===== Data shown

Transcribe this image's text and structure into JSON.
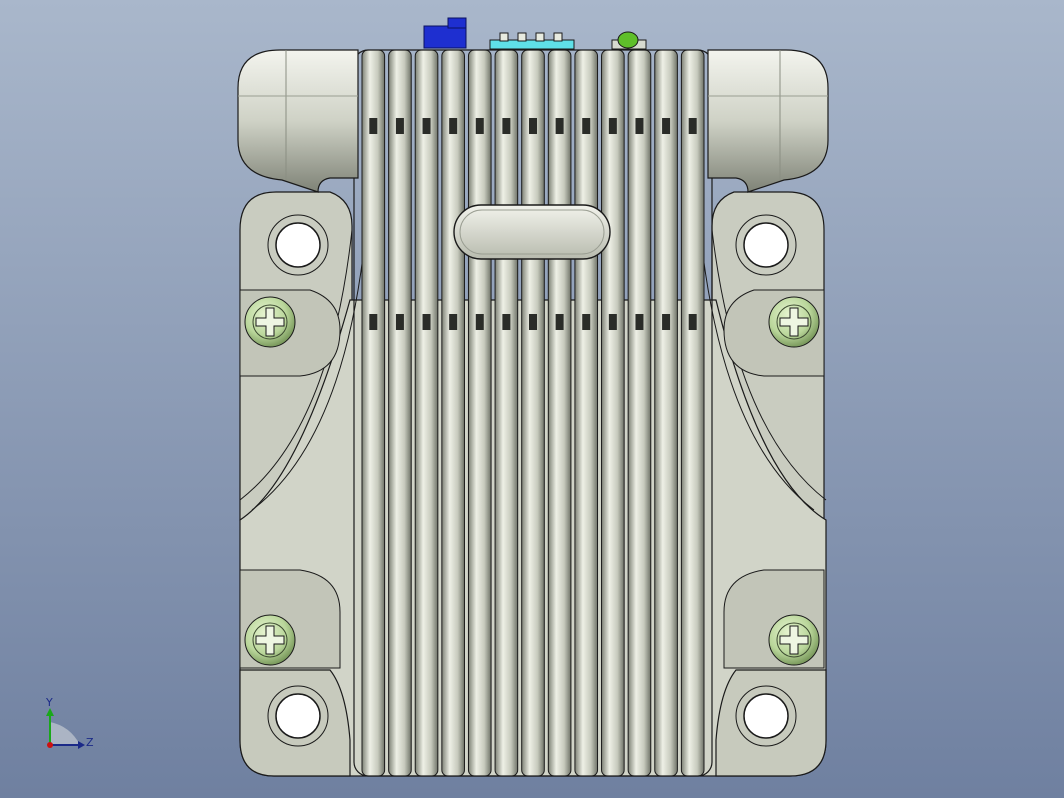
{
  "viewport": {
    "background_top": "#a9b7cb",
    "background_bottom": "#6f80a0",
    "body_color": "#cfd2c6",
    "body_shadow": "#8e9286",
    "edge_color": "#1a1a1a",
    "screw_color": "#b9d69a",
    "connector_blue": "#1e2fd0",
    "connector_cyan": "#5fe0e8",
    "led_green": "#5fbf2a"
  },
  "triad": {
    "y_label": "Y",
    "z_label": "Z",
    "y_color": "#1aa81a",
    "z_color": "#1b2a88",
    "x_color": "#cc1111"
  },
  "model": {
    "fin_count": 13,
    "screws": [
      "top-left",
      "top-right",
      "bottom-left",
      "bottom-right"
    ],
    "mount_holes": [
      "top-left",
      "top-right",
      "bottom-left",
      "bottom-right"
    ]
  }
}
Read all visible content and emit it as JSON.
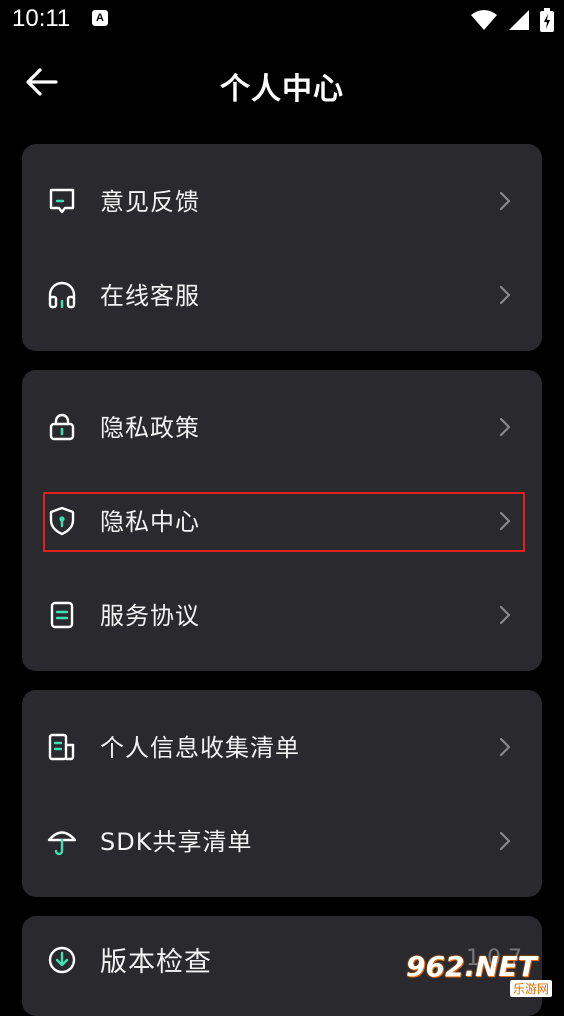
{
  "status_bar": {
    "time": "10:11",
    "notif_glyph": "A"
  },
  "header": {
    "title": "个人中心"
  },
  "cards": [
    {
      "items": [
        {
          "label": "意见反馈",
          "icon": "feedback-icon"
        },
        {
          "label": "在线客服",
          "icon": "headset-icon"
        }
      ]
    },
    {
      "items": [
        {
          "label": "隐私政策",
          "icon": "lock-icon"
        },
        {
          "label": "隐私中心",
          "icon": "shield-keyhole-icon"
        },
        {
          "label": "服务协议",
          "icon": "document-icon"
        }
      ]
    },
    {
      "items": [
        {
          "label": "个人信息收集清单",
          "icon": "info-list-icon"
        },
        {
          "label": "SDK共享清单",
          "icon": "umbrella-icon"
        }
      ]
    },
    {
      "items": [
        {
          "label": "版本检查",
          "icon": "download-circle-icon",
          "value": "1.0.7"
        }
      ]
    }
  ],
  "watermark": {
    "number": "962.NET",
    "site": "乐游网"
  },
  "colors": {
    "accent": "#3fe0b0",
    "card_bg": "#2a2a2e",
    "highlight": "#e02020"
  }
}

==========

-- What is required --
Exclude the images, then output the data above word for word.

-- Output of the exercise --
Transcribe this image's text and structure into JSON.
{
  "viewport": {
    "background_top": "#a9b7cb",
    "background_bottom": "#6f80a0",
    "body_color": "#cfd2c6",
    "body_shadow": "#8e9286",
    "edge_color": "#1a1a1a",
    "screw_color": "#b9d69a",
    "connector_blue": "#1e2fd0",
    "connector_cyan": "#5fe0e8",
    "led_green": "#5fbf2a"
  },
  "triad": {
    "y_label": "Y",
    "z_label": "Z",
    "y_color": "#1aa81a",
    "z_color": "#1b2a88",
    "x_color": "#cc1111"
  },
  "model": {
    "fin_count": 13,
    "screws": [
      "top-left",
      "top-right",
      "bottom-left",
      "bottom-right"
    ],
    "mount_holes": [
      "top-left",
      "top-right",
      "bottom-left",
      "bottom-right"
    ]
  }
}
Read all visible content and emit it as JSON.
{
  "status_bar": {
    "time": "10:11",
    "notif_glyph": "A"
  },
  "header": {
    "title": "个人中心"
  },
  "cards": [
    {
      "items": [
        {
          "label": "意见反馈",
          "icon": "feedback-icon"
        },
        {
          "label": "在线客服",
          "icon": "headset-icon"
        }
      ]
    },
    {
      "items": [
        {
          "label": "隐私政策",
          "icon": "lock-icon"
        },
        {
          "label": "隐私中心",
          "icon": "shield-keyhole-icon"
        },
        {
          "label": "服务协议",
          "icon": "document-icon"
        }
      ]
    },
    {
      "items": [
        {
          "label": "个人信息收集清单",
          "icon": "info-list-icon"
        },
        {
          "label": "SDK共享清单",
          "icon": "umbrella-icon"
        }
      ]
    },
    {
      "items": [
        {
          "label": "版本检查",
          "icon": "download-circle-icon",
          "value": "1.0.7"
        }
      ]
    }
  ],
  "watermark": {
    "number": "962.NET",
    "site": "乐游网"
  },
  "colors": {
    "accent": "#3fe0b0",
    "card_bg": "#2a2a2e",
    "highlight": "#e02020"
  }
}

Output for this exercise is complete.